___ Dataset excerpts ___

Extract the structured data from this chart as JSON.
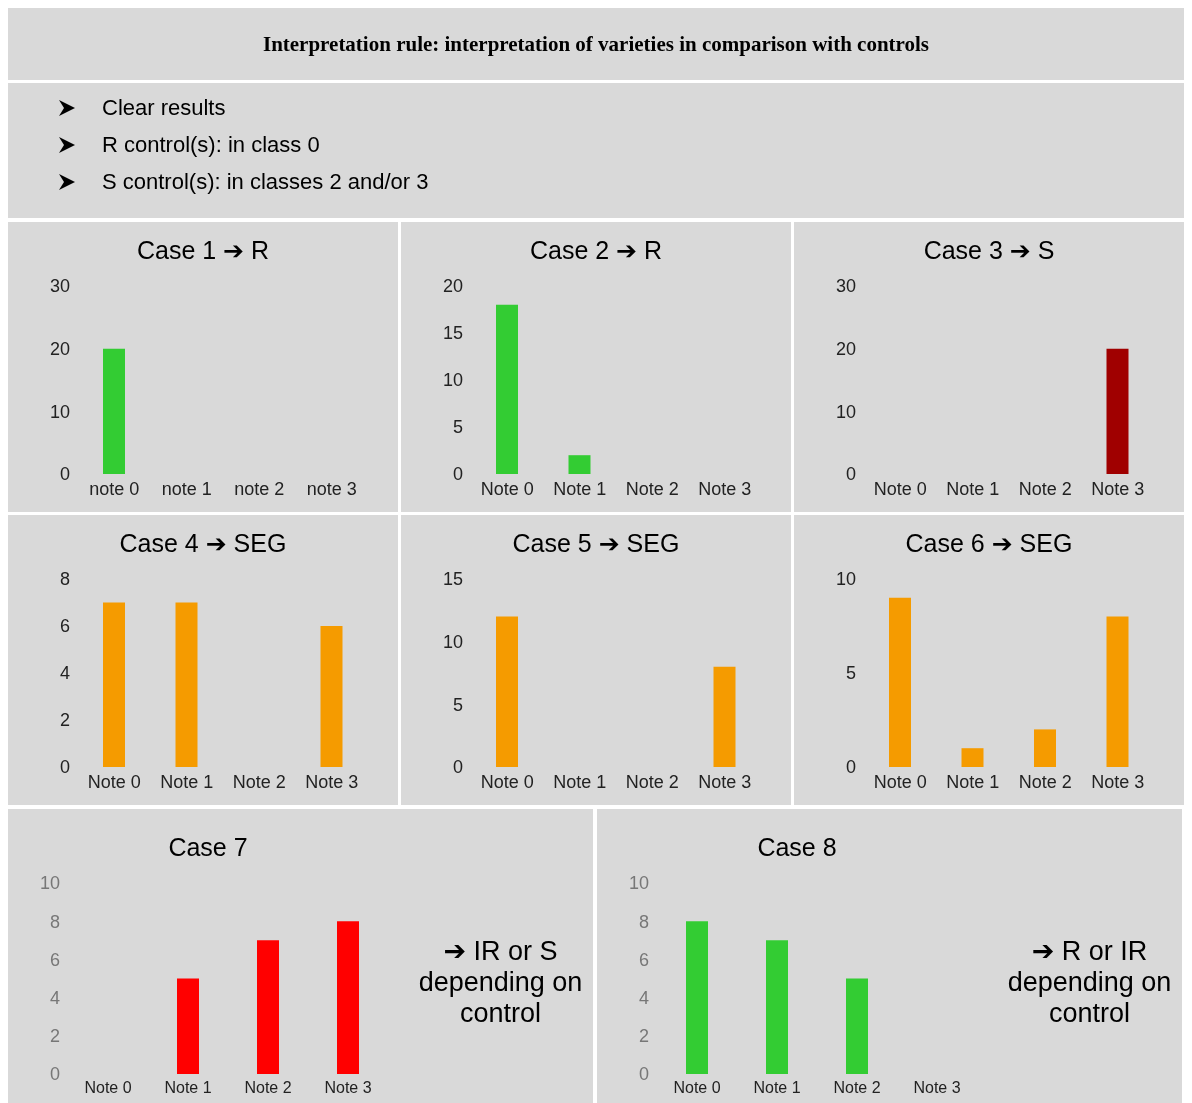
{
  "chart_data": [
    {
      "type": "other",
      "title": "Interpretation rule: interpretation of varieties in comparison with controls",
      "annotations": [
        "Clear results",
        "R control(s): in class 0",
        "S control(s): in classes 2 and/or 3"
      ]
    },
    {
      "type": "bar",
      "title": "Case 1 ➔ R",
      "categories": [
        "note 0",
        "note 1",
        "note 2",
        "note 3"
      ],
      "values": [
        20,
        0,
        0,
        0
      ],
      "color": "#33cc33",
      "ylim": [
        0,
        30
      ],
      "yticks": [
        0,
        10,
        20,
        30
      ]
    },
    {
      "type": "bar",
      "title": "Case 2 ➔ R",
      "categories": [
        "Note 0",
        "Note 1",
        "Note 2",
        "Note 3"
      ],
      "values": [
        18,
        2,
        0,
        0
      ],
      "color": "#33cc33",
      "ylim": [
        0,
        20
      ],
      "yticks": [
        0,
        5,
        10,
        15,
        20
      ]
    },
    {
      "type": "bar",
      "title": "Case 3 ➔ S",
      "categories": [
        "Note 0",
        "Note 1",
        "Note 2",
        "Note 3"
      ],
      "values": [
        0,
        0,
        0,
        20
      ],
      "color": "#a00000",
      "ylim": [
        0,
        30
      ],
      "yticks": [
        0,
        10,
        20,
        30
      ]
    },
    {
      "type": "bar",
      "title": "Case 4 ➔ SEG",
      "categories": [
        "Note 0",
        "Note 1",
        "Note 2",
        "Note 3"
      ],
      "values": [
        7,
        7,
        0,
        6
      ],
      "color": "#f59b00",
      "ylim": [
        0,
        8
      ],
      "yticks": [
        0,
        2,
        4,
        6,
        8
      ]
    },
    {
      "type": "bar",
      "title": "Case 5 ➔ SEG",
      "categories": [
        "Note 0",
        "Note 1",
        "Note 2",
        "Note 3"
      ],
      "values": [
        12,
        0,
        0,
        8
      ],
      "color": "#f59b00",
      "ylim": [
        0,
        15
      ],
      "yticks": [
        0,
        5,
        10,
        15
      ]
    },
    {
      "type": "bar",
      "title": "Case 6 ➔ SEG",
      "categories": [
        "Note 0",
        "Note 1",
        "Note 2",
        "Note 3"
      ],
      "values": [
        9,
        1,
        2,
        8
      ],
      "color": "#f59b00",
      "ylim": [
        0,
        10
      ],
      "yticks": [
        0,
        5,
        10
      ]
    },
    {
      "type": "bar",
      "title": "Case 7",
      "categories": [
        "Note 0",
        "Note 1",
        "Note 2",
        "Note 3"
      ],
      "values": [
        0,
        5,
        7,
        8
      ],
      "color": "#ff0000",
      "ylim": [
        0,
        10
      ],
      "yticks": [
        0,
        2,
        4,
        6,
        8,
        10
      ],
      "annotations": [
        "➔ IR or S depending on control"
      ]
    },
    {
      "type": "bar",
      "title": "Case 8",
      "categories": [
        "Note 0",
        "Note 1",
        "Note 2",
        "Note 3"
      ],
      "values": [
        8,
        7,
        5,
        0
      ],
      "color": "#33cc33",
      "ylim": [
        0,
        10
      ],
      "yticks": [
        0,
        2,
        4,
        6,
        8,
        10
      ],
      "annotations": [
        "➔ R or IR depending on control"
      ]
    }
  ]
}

___
___ Dataset excerpts ___

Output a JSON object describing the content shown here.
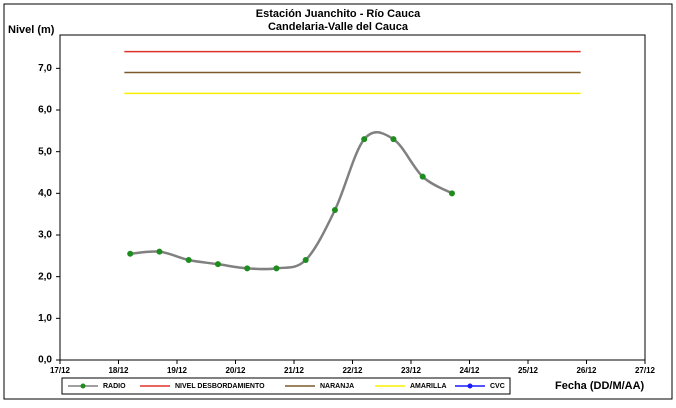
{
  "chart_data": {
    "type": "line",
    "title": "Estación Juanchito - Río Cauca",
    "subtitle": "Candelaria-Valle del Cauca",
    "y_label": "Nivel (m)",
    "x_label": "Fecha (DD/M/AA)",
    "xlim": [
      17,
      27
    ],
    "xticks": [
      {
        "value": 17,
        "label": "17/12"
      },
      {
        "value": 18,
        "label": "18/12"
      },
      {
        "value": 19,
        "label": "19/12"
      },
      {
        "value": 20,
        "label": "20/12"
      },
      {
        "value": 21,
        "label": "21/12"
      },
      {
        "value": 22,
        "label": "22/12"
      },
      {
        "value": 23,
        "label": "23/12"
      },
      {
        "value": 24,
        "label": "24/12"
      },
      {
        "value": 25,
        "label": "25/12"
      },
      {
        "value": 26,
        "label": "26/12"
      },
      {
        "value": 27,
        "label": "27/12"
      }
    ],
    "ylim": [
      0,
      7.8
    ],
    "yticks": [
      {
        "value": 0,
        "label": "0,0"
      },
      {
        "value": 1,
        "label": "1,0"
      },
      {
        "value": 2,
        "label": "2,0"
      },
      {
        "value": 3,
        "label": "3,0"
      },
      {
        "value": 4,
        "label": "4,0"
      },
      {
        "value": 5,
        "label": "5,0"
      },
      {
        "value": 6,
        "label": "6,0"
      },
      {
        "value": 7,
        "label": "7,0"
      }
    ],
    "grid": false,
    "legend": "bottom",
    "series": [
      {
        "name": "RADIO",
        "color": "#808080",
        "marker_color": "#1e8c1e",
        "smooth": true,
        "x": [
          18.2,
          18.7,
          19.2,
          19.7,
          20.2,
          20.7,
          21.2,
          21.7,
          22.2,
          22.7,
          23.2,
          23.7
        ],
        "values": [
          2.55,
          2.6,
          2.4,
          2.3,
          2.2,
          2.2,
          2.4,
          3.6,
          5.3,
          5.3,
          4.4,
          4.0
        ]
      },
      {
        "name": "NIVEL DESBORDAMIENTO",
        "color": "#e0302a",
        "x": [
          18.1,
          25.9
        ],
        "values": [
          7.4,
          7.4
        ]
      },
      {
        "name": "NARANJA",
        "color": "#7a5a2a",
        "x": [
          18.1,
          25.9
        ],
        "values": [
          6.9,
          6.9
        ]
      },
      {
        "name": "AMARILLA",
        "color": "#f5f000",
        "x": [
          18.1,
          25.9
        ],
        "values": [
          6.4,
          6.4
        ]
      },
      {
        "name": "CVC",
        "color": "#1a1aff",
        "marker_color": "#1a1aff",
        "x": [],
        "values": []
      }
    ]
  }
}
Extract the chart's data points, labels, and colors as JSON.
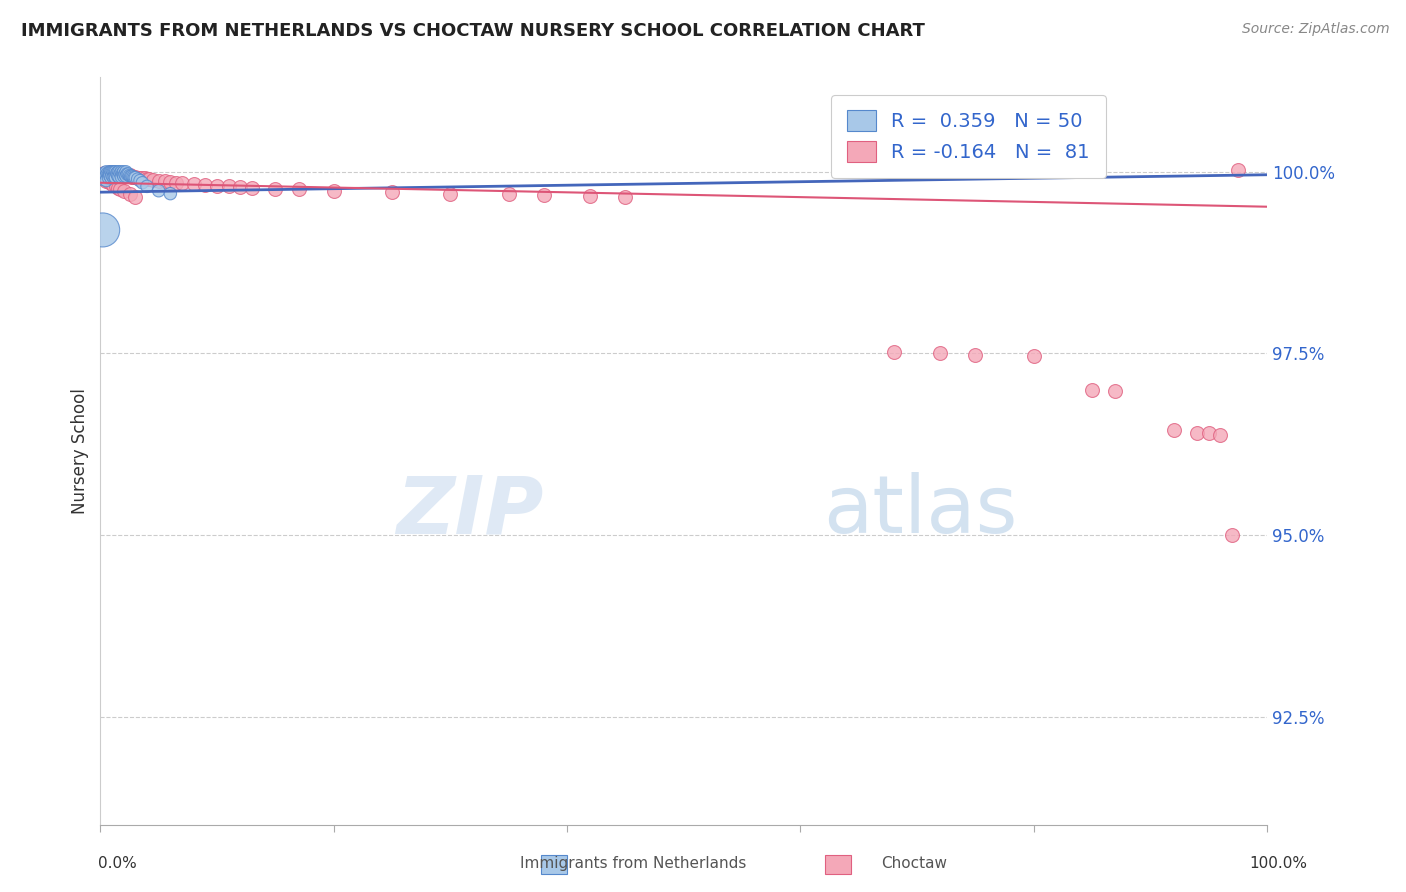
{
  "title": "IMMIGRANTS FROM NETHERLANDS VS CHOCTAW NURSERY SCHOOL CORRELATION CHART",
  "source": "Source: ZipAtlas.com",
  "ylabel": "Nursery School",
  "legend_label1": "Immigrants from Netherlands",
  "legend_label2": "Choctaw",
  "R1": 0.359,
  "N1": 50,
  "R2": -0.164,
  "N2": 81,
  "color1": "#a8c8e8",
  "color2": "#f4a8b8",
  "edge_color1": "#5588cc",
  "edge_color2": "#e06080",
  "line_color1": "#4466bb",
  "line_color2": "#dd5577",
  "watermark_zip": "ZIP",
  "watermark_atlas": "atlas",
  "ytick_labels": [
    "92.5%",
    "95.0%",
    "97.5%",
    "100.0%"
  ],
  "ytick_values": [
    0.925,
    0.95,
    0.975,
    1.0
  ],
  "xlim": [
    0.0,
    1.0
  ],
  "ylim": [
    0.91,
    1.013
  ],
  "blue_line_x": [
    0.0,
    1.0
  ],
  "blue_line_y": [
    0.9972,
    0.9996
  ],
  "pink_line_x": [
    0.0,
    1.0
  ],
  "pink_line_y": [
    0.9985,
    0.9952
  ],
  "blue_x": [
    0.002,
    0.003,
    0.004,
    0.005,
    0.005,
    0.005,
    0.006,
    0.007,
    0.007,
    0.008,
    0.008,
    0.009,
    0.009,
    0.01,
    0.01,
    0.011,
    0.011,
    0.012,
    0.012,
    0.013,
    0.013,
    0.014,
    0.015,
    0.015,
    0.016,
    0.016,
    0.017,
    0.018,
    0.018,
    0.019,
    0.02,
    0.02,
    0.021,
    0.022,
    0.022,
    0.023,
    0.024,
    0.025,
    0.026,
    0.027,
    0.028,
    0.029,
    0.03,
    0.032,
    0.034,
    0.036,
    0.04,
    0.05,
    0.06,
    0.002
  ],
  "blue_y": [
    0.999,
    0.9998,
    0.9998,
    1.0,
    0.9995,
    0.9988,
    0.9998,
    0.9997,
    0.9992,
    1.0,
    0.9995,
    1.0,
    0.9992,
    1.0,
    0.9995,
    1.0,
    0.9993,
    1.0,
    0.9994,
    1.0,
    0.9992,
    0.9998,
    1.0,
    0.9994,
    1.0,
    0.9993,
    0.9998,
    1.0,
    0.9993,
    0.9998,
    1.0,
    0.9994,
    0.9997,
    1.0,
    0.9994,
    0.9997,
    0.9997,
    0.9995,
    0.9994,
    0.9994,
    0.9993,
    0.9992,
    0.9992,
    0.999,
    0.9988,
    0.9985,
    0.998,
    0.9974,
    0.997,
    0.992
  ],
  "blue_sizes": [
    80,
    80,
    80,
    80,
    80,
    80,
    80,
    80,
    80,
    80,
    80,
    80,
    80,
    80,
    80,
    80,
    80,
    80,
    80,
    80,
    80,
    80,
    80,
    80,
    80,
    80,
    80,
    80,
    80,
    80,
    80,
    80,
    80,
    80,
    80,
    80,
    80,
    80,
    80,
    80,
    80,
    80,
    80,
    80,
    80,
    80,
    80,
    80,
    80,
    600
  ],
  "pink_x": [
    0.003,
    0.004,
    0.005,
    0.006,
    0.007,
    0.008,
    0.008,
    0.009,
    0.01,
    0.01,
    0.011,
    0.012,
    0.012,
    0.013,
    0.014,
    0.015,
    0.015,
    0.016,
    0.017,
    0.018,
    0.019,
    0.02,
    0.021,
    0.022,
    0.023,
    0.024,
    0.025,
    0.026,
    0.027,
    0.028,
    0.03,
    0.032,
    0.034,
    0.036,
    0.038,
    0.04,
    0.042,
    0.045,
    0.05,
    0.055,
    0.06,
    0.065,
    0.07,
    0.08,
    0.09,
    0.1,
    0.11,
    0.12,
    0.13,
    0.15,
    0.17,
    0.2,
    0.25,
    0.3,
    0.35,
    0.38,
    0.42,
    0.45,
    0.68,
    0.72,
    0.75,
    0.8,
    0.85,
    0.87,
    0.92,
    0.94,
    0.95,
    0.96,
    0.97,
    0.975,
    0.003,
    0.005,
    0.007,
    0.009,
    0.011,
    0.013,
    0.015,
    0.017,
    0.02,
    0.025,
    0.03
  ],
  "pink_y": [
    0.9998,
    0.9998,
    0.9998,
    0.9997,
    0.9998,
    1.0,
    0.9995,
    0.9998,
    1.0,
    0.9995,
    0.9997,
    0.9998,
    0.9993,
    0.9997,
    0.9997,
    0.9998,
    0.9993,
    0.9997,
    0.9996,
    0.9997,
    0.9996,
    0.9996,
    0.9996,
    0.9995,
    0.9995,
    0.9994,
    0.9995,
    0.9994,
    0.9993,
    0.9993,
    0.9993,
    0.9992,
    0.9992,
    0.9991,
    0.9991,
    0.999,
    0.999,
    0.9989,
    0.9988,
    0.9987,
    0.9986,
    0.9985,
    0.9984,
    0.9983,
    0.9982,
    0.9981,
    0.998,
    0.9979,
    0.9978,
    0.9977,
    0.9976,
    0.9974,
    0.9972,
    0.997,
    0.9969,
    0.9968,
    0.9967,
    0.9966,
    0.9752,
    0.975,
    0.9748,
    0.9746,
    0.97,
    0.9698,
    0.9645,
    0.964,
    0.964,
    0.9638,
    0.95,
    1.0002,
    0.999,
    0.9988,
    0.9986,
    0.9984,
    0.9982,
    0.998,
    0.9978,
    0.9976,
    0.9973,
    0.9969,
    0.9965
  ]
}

___

What is the number of lines in the listing that include the word "depending"? Give that number and nothing else.

● Output: 2